— Start of Records for this task —

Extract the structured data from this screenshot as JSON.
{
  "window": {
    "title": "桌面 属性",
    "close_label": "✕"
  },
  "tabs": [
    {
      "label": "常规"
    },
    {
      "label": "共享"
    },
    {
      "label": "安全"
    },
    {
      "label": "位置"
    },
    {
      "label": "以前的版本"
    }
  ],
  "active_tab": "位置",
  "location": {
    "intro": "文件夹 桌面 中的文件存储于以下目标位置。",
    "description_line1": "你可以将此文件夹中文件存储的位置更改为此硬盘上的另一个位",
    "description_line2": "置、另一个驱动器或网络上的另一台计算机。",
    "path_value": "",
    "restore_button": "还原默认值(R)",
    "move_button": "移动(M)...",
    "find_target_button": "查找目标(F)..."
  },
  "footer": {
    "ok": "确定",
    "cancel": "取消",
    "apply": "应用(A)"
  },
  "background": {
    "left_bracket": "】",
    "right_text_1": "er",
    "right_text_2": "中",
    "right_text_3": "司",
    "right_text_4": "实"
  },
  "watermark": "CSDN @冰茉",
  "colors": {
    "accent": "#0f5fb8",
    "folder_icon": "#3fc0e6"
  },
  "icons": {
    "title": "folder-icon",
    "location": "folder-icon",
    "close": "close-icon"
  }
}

— End of Records for this task —

Written exercise: All records above must be set down exactly, please.

Correct answer:
Extract the structured data from this screenshot as JSON.
{
  "window": {
    "title": "桌面 属性",
    "close_label": "✕"
  },
  "tabs": [
    {
      "label": "常规"
    },
    {
      "label": "共享"
    },
    {
      "label": "安全"
    },
    {
      "label": "位置"
    },
    {
      "label": "以前的版本"
    }
  ],
  "active_tab": "位置",
  "location": {
    "intro": "文件夹 桌面 中的文件存储于以下目标位置。",
    "description_line1": "你可以将此文件夹中文件存储的位置更改为此硬盘上的另一个位",
    "description_line2": "置、另一个驱动器或网络上的另一台计算机。",
    "path_value": "",
    "restore_button": "还原默认值(R)",
    "move_button": "移动(M)...",
    "find_target_button": "查找目标(F)..."
  },
  "footer": {
    "ok": "确定",
    "cancel": "取消",
    "apply": "应用(A)"
  },
  "background": {
    "left_bracket": "】",
    "right_text_1": "er",
    "right_text_2": "中",
    "right_text_3": "司",
    "right_text_4": "实"
  },
  "watermark": "CSDN @冰茉",
  "colors": {
    "accent": "#0f5fb8",
    "folder_icon": "#3fc0e6"
  },
  "icons": {
    "title": "folder-icon",
    "location": "folder-icon",
    "close": "close-icon"
  }
}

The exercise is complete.